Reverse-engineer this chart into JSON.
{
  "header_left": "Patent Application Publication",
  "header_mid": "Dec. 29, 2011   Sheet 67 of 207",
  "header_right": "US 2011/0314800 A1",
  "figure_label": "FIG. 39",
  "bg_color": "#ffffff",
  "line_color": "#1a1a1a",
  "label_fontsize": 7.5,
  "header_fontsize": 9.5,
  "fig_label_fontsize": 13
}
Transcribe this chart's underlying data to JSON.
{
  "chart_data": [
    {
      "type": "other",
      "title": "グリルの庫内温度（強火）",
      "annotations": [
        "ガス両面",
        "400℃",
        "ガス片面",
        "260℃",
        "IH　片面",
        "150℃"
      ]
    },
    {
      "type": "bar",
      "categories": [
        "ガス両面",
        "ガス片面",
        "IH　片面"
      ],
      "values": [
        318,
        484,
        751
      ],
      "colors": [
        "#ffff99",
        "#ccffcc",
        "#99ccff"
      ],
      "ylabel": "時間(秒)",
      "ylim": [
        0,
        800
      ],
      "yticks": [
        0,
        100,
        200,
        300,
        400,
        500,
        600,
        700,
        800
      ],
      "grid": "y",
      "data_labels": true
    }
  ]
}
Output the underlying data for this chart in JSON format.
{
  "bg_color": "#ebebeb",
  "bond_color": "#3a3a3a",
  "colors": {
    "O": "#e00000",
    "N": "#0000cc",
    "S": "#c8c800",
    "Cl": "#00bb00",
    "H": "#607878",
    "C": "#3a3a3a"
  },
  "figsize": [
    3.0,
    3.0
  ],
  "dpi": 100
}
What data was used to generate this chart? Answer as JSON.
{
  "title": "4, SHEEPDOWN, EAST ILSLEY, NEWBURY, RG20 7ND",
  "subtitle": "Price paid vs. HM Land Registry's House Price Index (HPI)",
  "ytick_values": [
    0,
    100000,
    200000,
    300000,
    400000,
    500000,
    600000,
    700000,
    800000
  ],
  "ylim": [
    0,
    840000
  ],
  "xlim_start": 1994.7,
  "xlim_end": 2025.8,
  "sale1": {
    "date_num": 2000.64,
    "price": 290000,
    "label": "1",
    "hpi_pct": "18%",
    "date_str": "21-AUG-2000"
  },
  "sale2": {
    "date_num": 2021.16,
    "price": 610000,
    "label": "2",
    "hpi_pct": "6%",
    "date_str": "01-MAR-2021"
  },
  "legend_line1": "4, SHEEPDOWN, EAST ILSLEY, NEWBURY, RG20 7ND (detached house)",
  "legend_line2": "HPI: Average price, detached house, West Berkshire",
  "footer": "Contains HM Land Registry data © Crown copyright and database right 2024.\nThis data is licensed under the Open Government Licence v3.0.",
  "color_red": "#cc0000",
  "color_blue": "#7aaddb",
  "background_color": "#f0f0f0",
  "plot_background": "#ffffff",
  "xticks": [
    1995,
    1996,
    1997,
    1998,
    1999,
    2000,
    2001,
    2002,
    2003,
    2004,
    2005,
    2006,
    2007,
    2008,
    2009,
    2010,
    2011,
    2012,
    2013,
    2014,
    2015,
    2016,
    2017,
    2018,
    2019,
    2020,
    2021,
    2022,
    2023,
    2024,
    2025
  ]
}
=====
- Task requirements -
Point out every line holding the string "JSON" and copy it.

- Reply -
Reverse-engineer this chart into JSON.
Transcribe this chart's underlying data to JSON.
Output the underlying data for this chart in JSON format.
What data was used to generate this chart? Answer as JSON.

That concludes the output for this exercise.